Locate the lines where "color" occurs and copy them as they stand.

"""

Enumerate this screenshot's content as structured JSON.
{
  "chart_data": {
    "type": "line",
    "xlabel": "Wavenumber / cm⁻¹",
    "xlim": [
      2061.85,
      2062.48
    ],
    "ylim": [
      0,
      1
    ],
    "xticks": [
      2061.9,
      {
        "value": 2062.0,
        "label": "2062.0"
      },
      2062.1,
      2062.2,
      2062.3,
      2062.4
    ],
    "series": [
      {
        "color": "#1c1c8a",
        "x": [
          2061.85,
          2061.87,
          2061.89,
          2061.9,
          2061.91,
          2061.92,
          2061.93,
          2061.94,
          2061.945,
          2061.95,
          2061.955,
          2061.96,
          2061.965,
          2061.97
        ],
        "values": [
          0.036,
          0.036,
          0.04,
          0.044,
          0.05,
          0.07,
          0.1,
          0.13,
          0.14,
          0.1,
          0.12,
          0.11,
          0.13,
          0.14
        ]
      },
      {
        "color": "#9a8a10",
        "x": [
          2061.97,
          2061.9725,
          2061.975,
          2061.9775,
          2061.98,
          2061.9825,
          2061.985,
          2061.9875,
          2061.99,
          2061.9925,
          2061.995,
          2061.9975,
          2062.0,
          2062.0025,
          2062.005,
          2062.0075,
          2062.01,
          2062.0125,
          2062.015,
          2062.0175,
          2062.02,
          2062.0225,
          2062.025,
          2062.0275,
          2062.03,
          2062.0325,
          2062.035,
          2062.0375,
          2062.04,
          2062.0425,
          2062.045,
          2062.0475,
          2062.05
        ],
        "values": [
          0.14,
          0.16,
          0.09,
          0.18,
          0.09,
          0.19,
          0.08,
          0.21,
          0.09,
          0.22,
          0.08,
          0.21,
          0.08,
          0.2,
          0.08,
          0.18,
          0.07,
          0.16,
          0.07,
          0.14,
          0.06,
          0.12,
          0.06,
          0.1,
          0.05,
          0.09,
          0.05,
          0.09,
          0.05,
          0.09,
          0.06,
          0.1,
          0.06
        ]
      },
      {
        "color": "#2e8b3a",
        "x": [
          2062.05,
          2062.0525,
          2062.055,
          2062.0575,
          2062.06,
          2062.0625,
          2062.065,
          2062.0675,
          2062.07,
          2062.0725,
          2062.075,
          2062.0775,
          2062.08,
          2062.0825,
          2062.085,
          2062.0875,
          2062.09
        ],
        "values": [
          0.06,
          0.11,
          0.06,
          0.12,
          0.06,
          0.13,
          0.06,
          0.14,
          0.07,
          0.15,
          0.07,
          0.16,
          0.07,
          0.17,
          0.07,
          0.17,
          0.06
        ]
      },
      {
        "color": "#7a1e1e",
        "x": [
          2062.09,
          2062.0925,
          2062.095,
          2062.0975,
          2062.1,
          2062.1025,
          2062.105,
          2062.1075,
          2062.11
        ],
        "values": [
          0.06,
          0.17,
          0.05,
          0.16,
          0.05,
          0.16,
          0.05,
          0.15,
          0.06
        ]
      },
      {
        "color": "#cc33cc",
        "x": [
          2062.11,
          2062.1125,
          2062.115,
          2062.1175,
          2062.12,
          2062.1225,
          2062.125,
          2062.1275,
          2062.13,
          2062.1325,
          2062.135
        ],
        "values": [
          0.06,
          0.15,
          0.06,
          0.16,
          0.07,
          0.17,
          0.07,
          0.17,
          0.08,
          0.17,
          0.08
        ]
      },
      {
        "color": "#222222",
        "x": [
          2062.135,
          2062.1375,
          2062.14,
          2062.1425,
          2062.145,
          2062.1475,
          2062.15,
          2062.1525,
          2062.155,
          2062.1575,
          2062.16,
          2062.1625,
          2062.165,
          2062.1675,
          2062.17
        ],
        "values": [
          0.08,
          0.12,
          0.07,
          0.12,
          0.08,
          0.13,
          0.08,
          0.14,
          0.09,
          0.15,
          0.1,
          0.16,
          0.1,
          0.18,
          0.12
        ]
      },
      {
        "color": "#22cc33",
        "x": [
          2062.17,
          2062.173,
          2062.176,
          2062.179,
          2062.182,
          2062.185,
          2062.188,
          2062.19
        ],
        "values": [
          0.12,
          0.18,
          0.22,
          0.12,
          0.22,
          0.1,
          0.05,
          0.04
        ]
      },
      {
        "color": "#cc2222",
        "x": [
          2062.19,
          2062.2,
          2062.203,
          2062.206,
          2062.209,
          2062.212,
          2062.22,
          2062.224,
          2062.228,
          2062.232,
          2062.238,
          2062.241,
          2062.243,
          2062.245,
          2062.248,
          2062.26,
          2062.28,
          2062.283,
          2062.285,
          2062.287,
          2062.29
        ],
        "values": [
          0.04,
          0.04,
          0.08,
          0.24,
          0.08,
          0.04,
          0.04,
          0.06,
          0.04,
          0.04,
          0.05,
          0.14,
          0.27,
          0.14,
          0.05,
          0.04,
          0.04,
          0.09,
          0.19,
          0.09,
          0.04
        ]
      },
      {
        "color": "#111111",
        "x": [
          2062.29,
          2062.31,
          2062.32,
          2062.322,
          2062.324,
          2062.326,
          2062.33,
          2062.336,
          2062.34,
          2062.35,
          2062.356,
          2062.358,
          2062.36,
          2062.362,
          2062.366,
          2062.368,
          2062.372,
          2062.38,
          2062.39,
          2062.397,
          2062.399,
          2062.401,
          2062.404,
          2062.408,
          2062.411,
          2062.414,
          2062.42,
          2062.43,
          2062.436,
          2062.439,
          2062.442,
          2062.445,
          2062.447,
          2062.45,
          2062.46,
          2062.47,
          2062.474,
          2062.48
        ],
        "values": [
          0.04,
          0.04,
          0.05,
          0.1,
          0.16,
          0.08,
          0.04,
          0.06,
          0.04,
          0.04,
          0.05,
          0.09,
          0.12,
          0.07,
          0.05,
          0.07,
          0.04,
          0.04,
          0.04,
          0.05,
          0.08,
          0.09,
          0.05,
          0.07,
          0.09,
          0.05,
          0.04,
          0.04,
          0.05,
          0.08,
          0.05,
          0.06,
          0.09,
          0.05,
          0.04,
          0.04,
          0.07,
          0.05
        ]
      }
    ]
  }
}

"""

TASK SOLUTION
        "color": "#1c1c8a",
        "color": "#9a8a10",
        "color": "#2e8b3a",
        "color": "#7a1e1e",
        "color": "#cc33cc",
        "color": "#222222",
        "color": "#22cc33",
        "color": "#cc2222",
        "color": "#111111",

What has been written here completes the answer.